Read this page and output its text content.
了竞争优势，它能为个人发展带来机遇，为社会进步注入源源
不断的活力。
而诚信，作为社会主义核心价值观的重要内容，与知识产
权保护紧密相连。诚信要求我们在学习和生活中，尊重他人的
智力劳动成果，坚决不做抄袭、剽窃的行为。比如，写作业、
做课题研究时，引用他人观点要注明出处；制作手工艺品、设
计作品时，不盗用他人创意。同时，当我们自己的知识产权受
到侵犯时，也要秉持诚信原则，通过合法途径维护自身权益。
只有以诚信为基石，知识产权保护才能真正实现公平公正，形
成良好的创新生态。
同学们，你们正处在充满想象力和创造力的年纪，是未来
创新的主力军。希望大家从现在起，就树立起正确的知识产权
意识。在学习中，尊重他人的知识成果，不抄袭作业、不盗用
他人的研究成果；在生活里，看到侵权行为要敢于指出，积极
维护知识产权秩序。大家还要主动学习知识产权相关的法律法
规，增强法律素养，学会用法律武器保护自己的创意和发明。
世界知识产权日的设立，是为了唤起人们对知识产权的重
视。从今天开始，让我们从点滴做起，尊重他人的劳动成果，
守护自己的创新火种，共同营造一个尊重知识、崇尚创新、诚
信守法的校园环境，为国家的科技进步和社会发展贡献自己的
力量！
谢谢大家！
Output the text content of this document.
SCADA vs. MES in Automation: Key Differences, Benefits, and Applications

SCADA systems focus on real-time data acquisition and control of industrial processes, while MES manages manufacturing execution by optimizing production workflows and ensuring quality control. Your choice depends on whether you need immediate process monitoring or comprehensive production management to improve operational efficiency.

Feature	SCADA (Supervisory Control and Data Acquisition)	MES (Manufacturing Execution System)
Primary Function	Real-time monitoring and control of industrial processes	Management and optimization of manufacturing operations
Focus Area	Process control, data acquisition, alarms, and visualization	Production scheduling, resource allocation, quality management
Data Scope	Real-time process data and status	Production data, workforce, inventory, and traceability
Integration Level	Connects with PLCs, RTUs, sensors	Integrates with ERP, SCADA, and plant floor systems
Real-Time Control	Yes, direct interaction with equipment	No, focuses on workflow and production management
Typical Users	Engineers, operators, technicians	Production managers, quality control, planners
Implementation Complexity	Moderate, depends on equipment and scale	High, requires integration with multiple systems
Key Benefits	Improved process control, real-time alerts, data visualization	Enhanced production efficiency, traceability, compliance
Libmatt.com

...

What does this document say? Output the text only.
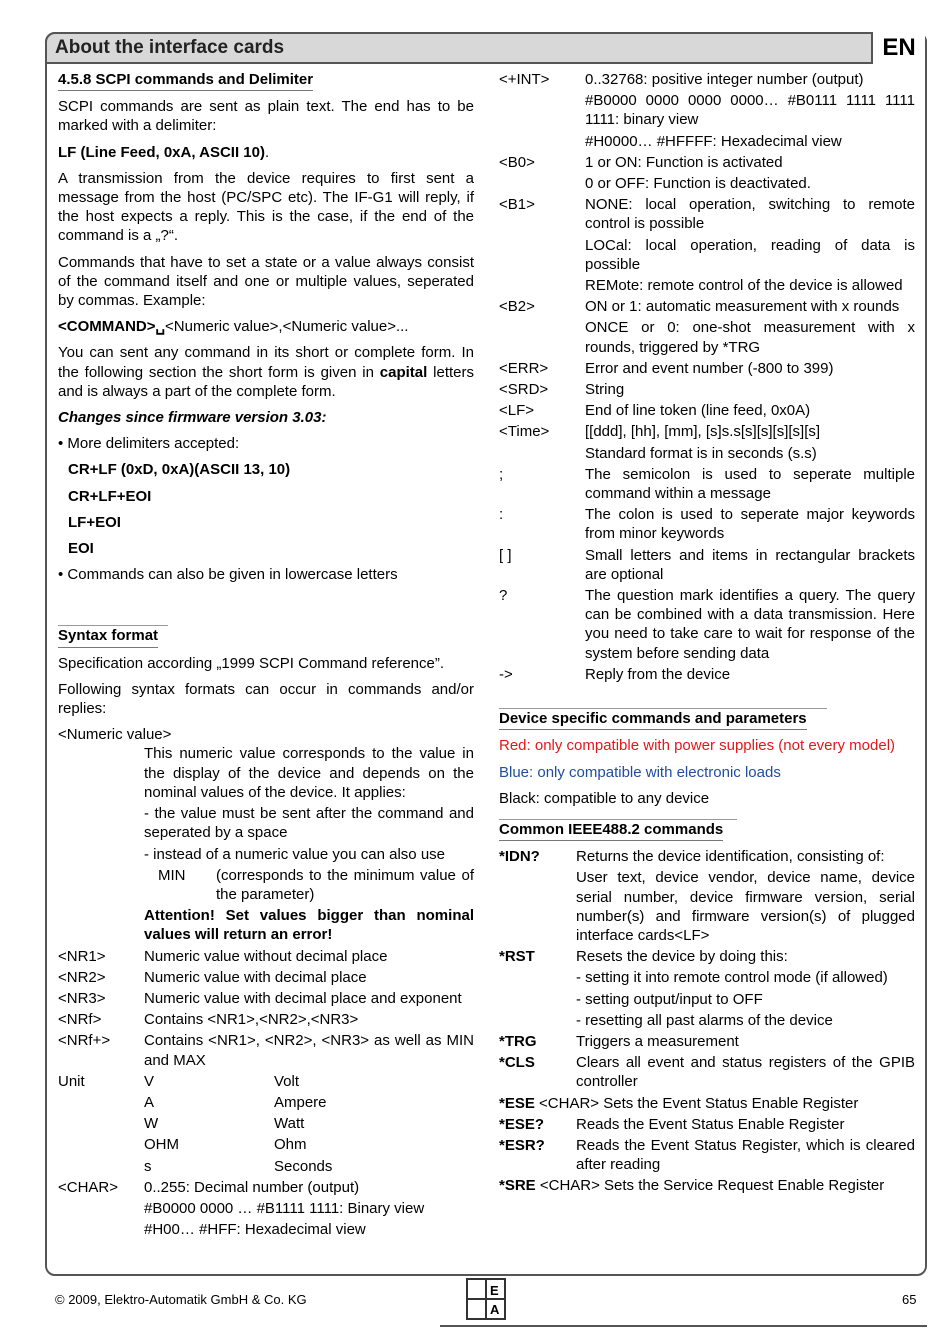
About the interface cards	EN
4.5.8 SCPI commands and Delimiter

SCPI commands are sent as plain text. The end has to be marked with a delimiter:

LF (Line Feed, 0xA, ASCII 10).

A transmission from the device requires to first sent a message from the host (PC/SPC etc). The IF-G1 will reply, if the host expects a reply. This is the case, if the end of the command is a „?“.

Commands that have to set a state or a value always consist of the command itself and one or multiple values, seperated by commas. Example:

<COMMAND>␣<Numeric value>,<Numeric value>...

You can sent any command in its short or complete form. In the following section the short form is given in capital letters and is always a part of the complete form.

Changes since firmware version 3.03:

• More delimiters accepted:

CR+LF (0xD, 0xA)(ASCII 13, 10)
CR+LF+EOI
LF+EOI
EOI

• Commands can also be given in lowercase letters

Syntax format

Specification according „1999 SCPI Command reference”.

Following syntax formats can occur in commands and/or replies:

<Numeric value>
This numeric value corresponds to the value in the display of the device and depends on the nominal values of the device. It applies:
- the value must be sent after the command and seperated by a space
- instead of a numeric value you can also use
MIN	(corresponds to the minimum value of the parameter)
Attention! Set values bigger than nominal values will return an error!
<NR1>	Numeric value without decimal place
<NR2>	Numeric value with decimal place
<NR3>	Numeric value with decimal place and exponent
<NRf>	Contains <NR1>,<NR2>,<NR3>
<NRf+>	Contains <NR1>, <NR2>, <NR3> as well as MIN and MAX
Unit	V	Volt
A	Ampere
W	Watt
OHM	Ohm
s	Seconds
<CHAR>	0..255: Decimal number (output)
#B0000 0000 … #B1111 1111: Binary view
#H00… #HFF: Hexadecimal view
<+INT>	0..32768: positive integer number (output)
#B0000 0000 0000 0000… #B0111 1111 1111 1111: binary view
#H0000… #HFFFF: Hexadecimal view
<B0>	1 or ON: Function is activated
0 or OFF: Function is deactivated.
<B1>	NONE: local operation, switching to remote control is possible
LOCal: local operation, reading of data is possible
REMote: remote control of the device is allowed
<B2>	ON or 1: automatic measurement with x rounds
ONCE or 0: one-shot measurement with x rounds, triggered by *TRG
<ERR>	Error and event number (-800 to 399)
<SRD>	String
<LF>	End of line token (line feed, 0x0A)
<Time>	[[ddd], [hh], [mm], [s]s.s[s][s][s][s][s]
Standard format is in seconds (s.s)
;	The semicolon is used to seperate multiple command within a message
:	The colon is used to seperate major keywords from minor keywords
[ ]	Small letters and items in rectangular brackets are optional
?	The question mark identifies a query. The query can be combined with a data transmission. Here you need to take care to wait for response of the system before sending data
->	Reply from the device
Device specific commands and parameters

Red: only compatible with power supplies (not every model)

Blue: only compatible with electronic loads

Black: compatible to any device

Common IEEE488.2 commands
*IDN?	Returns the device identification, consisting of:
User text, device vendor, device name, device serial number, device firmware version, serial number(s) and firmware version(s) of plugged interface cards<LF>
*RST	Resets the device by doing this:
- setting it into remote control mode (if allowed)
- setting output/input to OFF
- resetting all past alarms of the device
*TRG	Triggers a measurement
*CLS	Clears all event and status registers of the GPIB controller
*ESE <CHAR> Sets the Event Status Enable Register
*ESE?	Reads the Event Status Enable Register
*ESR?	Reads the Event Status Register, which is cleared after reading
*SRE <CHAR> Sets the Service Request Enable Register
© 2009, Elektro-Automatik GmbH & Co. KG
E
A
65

### GIVEN EXERCISE
Search the listing for the string "remote". Copy each line where it turns up.

### TASK SOLUTION
<B1>	NONE: local operation, switching to remote control is possible
REMote: remote control of the device is allowed
- setting it into remote control mode (if allowed)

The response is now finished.